- **Given problem**
What is the number of lines in these entries that include "réflexions"? Write that number and no other text.

>>>

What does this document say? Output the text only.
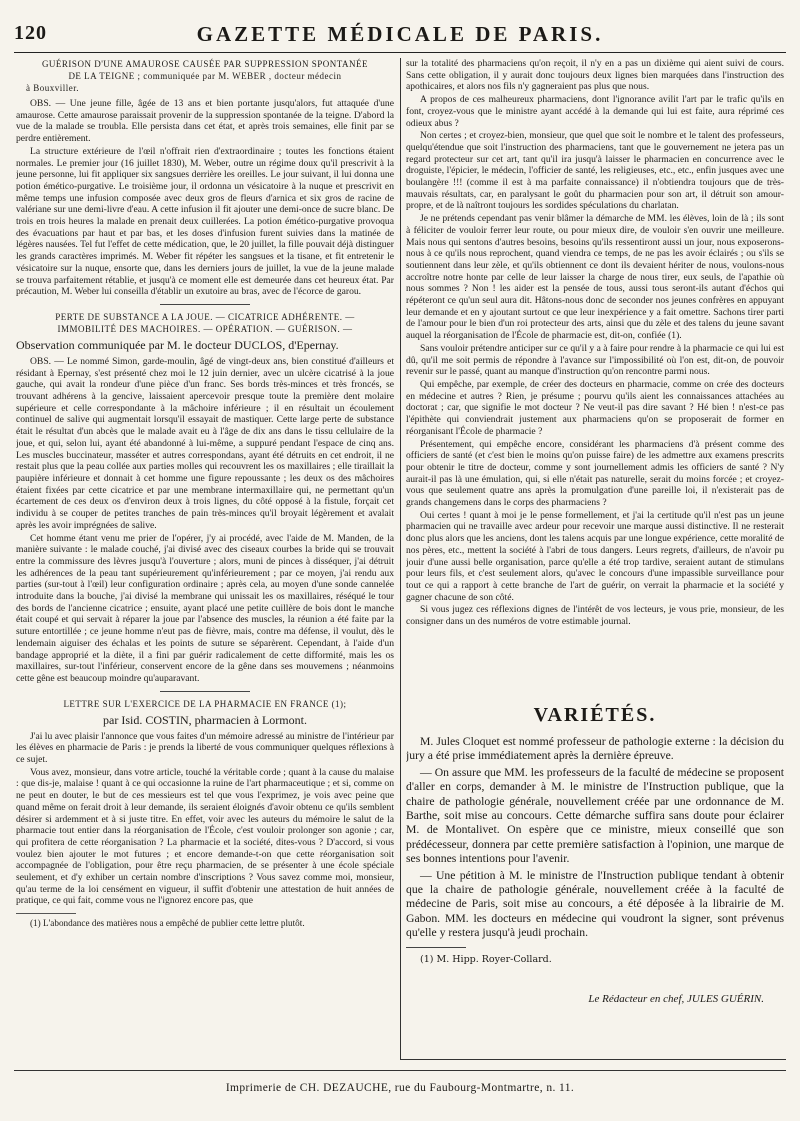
120	GAZETTE MÉDICALE DE PARIS.
GUÉRISON D'UNE AMAUROSE CAUSÉE PAR SUPPRESSION SPONTANÉE
DE LA TEIGNE ; communiquée par M. WEBER , docteur médecin
à Bouxviller.

OBS. — Une jeune fille, âgée de 13 ans et bien portante jusqu'alors, fut attaquée d'une amaurose. Cette amaurose paraissait provenir de la suppression spontanée de la teigne. D'abord la vue de la malade se troubla. Elle persista dans cet état, et après trois semaines, elle finit par se perdre entièrement.

La structure extérieure de l'œil n'offrait rien d'extraordinaire ; toutes les fonctions étaient normales. Le premier jour (16 juillet 1830), M. Weber, outre un régime doux qu'il prescrivit à la jeune personne, lui fit appliquer six sangsues derrière les oreilles. Le jour suivant, il lui donna une potion émético-purgative. Le troisième jour, il ordonna un vésicatoire à la nuque et prescrivit en même temps une infusion composée avec deux gros de fleurs d'arnica et six gros de racine de valériane sur une demi-livre d'eau. A cette infusion il fit ajouter une demi-once de sucre blanc. De trois en trois heures la malade en prenait deux cuillerées. La potion émético-purgative provoqua des évacuations par haut et par bas, et les doses d'infusion furent suivies dans la matinée de légères nausées. Tel fut l'effet de cette médication, que, le 20 juillet, la fille pouvait déjà distinguer les grands caractères imprimés. M. Weber fit répéter les sangsues et la tisane, et fit entretenir le vésicatoire sur la nuque, ensorte que, dans les derniers jours de juillet, la vue de la jeune malade se trouva parfaitement rétablie, et jusqu'à ce moment elle est demeurée dans cet heureux état. Par précaution, M. Weber lui conseilla d'établir un exutoire au bras, avec de l'écorce de garou.

PERTE DE SUBSTANCE A LA JOUE. — CICATRICE ADHÉRENTE. —
IMMOBILITÉ DES MACHOIRES. — OPÉRATION. — GUÉRISON. —
Observation communiquée par M. le docteur DUCLOS, d'Epernay.

OBS. — Le nommé Simon, garde-moulin, âgé de vingt-deux ans, bien constitué d'ailleurs et résidant à Epernay, s'est présenté chez moi le 12 juin dernier, avec un ulcère cicatrisé à la joue gauche, qui avait la rondeur d'une pièce d'un franc. Ses bords très-minces et très froncés, se trouvant adhérens à la gencive, laissaient apercevoir presque toute la première dent molaire supérieure et celle correspondante à la mâchoire inférieure ; il en résultait un écoulement continuel de salive qui augmentait lorsqu'il essayait de mastiquer. Cette large perte de substance était le résultat d'un abcès que le malade avait eu à l'âge de dix ans dans le tissu cellulaire de la joue, et qui, selon lui, ayant été abandonné à lui-même, a suppuré pendant l'espace de cinq ans. Les muscles buccinateur, masséter et autres correspondans, ayant été détruits en cet endroit, il ne restait plus que la peau collée aux parties molles qui recouvrent les os maxillaires ; elle tiraillait la paupière inférieure et donnait à cet homme une figure repoussante ; les deux os des mâchoires étaient fixées par cette cicatrice et par une membrane intermaxillaire qui, ne permettant qu'un écartement de ces deux os d'environ deux à trois lignes, du côté opposé à la fistule, forçait cet individu à se couper de petites tranches de pain très-minces qu'il broyait légèrement et avalait après les avoir imprégnées de salive.

Cet homme étant venu me prier de l'opérer, j'y ai procédé, avec l'aide de M. Manden, de la manière suivante : le malade couché, j'ai divisé avec des ciseaux courbes la bride qui se trouvait entre la commissure des lèvres jusqu'à l'ouverture ; alors, muni de pinces à disséquer, j'ai détruit les adhérences de la peau tant supérieurement qu'inférieurement ; par ce moyen, j'ai rendu aux parties (sur-tout à l'œil) leur configuration ordinaire ; après cela, au moyen d'une sonde cannelée introduite dans la bouche, j'ai divisé la membrane qui unissait les os maxillaires, réséqué le tour des bords de l'ancienne cicatrice ; ensuite, ayant placé une petite cuillère de bois dont le manche était coupé et qui servait à réparer la joue par l'absence des muscles, la réunion a été faite par la suture entortillée ; ce jeune homme n'eut pas de fièvre, mais, contre ma défense, il voulut, dès le lendemain aiguiser des échalas et les points de suture se séparèrent. Cependant, à l'aide d'un bandage approprié et la diète, il a fini par guérir radicalement de cette difformité, mais les os maxillaires, sur-tout l'inférieur, conservent encore de la gêne dans ses mouvemens ; néanmoins cette gêne est beaucoup moindre qu'auparavant.

LETTRE SUR L'EXERCICE DE LA PHARMACIE EN FRANCE (1);
par Isid. COSTIN, pharmacien à Lormont.

J'ai lu avec plaisir l'annonce que vous faites d'un mémoire adressé au ministre de l'intérieur par les élèves en pharmacie de Paris : je prends la liberté de vous communiquer quelques réflexions à ce sujet.

Vous avez, monsieur, dans votre article, touché la véritable corde ; quant à la cause du malaise : que dis-je, malaise ! quant à ce qui occasionne la ruine de l'art pharmaceutique ; et si, comme on ne peut en douter, le but de ces messieurs est tel que vous l'exprimez, je vois avec peine que quand même on ferait droit à leur demande, ils seraient éloignés d'avoir obtenu ce qu'ils semblent désirer si ardemment et à si juste titre. En effet, voir avec les auteurs du mémoire le salut de la pharmacie tout entier dans la réorganisation de l'École, c'est vouloir prolonger son agonie ; car, qui profitera de cette réorganisation ? La pharmacie et la société, dites-vous ? D'accord, si vous voulez bien ajouter le mot futures ; et encore demande-t-on que cette réorganisation soit accompagnée de l'obligation, pour être reçu pharmacien, de se présenter à une école spéciale seulement, et d'y exhiber un certain nombre d'inscriptions ? Vous savez comme moi, monsieur, qu'au terme de la loi censément en vigueur, il suffit d'obtenir une attestation de huit années de pratique, ce qui fait, comme vous ne l'ignorez encore pas, que

(1) L'abondance des matières nous a empêché de publier cette lettre plutôt.

sur la totalité des pharmaciens qu'on reçoit, il n'y en a pas un dixième qui aient suivi de cours. Sans cette obligation, il y aurait donc toujours deux lignes bien marquées dans l'instruction des apothicaires, et alors nos fils n'y gagneraient pas plus que nous.

A propos de ces malheureux pharmaciens, dont l'ignorance avilit l'art par le trafic qu'ils en font, croyez-vous que le ministre ayant accédé à la demande qui lui est faite, aura réprimé ces odieux abus ?

Non certes ; et croyez-bien, monsieur, que quel que soit le nombre et le talent des professeurs, quelqu'étendue que soit l'instruction des pharmaciens, tant que le gouvernement ne jetera pas un regard protecteur sur cet art, tant qu'il ira jusqu'à laisser le pharmacien en concurrence avec le droguiste, l'épicier, le médecin, l'officier de santé, les religieuses, etc., etc., enfin jusques avec une boulangère !!! (comme il est à ma parfaite connaissance) il n'obtiendra toujours que de très-mauvais résultats, car, en paralysant le goût du pharmacien pour son art, il détruit son amour-propre, et de là naîtront toujours les sordides spéculations du charlatan.

Je ne prétends cependant pas venir blâmer la démarche de MM. les élèves, loin de là ; ils sont à féliciter de vouloir ferrer leur route, ou pour mieux dire, de vouloir s'en ouvrir une meilleure. Mais nous qui sentons d'autres besoins, besoins qu'ils ressentiront aussi un jour, nous exposerons-nous à ce qu'ils nous reprochent, quand viendra ce temps, de ne pas les avoir éclairés ; ou s'ils se soutiennent dans leur zèle, et qu'ils obtiennent ce dont ils devaient hériter de nous, voulons-nous accroître notre honte par celle de leur laisser la charge de nous tirer, eux seuls, de l'apathie où nous sommes ? Non ! les aider est la pensée de tous, aussi tous seront-ils autant d'échos qui répéteront ce qu'un seul aura dit. Hâtons-nous donc de seconder nos jeunes confrères en appuyant leur demande et en y ajoutant surtout ce que leur inexpérience y a fait omettre. Sachons tirer parti de l'amour pour le bien d'un roi protecteur des arts, ainsi que du zèle et des talens du jeune savant auquel la réorganisation de l'École de pharmacie est, dit-on, confiée (1).

Sans vouloir prétendre anticiper sur ce qu'il y a à faire pour rendre à la pharmacie ce qui lui est dû, qu'il me soit permis de répondre à l'avance sur l'impossibilité où l'on est, dit-on, de pouvoir revenir sur le passé, quant au manque d'instruction qu'on rencontre parmi nous.

Qui empêche, par exemple, de créer des docteurs en pharmacie, comme on crée des docteurs en médecine et autres ? Rien, je présume ; pourvu qu'ils aient les connaissances attachées au doctorat ; car, que signifie le mot docteur ? Ne veut-il pas dire savant ? Hé bien ! n'est-ce pas l'épithète qui conviendrait justement aux pharmaciens qu'on se proposerait de former en réorganisant l'École de pharmacie ?

Présentement, qui empêche encore, considérant les pharmaciens d'à présent comme des officiers de santé (et c'est bien le moins qu'on puisse faire) de les admettre aux examens prescrits pour obtenir le titre de docteur, comme y sont journellement admis les officiers de santé ? N'y aurait-il pas là une émulation, qui, si elle n'était pas naturelle, serait du moins forcée ; et croyez-vous que seulement quatre ans après la promulgation d'une pareille loi, il n'existerait pas de grands changemens dans le corps des pharmaciens ?

Oui certes ! quant à moi je le pense formellement, et j'ai la certitude qu'il n'est pas un jeune pharmacien qui ne travaille avec ardeur pour recevoir une marque aussi distinctive. Il ne resterait donc plus alors que les anciens, dont les talens acquis par une longue expérience, cette moralité de nos pères, etc., mettent la société à l'abri de tous dangers. Leurs regrets, d'ailleurs, de n'avoir pu jouir d'une aussi belle organisation, parce qu'elle a été trop tardive, seraient autant de stimulans pour leurs fils, et c'est seulement alors, qu'avec le concours d'une impassible surveillance pour tout ce qui a rapport à cette branche de l'art de guérir, on verrait la pharmacie et la société y gagner chacune de son côté.

Si vous jugez ces réflexions dignes de l'intérêt de vos lecteurs, je vous prie, monsieur, de les consigner dans un des numéros de votre estimable journal.

VARIÉTÉS.

M. Jules Cloquet est nommé professeur de pathologie externe : la décision du jury a été prise immédiatement après la dernière épreuve.

— On assure que MM. les professeurs de la faculté de médecine se proposent d'aller en corps, demander à M. le ministre de l'Instruction publique, que la chaire de pathologie générale, nouvellement créée par une ordonnance de M. Barthe, soit mise au concours. Cette démarche suffira sans doute pour éclairer M. de Montalivet. On espère que ce ministre, mieux conseillé que son prédécesseur, donnera par cette première satisfaction à l'opinion, une marque de ses bonnes intentions pour l'avenir.

— Une pétition à M. le ministre de l'Instruction publique tendant à obtenir que la chaire de pathologie générale, nouvellement créée à la faculté de médecine de Paris, soit mise au concours, a été déposée à la librairie de M. Gabon. MM. les docteurs en médecine qui voudront la signer, sont prévenus qu'elle y restera jusqu'à jeudi prochain.

(1) M. Hipp. Royer-Collard.

Le Rédacteur en chef, JULES GUÉRIN.
Imprimerie de CH. DEZAUCHE, rue du Faubourg-Montmartre, n. 11.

<<<

- **Solution below**
2